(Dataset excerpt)
- - -

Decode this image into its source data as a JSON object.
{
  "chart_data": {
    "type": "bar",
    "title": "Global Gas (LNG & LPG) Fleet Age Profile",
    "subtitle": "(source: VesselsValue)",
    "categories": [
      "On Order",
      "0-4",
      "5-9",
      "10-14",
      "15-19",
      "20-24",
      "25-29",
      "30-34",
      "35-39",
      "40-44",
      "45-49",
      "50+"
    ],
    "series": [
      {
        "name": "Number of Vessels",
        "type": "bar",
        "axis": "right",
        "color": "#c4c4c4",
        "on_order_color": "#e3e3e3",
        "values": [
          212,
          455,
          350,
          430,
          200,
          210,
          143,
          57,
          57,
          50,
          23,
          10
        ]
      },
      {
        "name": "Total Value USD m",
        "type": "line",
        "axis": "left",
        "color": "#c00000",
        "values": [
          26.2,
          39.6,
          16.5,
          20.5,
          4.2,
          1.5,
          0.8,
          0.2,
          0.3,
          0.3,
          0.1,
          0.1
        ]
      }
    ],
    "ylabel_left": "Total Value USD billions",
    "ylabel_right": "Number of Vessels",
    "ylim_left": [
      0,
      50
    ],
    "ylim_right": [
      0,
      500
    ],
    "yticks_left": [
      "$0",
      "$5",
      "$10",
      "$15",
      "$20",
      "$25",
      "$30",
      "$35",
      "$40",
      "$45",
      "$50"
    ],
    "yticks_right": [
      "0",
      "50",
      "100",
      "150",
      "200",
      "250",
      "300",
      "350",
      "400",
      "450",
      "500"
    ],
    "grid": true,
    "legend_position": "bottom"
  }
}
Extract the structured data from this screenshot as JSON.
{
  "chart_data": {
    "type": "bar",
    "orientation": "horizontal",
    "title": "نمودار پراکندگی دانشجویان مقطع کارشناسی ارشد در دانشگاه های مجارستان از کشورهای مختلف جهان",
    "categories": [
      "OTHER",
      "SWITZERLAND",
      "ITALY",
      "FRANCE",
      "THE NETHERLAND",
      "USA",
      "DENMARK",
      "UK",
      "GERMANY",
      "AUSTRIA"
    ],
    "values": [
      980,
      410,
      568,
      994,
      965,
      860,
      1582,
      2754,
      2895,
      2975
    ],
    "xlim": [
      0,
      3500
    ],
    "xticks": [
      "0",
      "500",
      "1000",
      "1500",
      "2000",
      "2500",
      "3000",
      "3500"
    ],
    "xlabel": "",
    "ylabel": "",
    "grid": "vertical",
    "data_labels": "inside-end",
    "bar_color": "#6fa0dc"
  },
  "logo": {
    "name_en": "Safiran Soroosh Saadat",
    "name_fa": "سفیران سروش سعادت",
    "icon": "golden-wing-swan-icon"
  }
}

- - -

Copy out each line of the records where the string "Number" appears.

        "name": "Number of Vessels",
    "ylabel_right": "Number of Vessels",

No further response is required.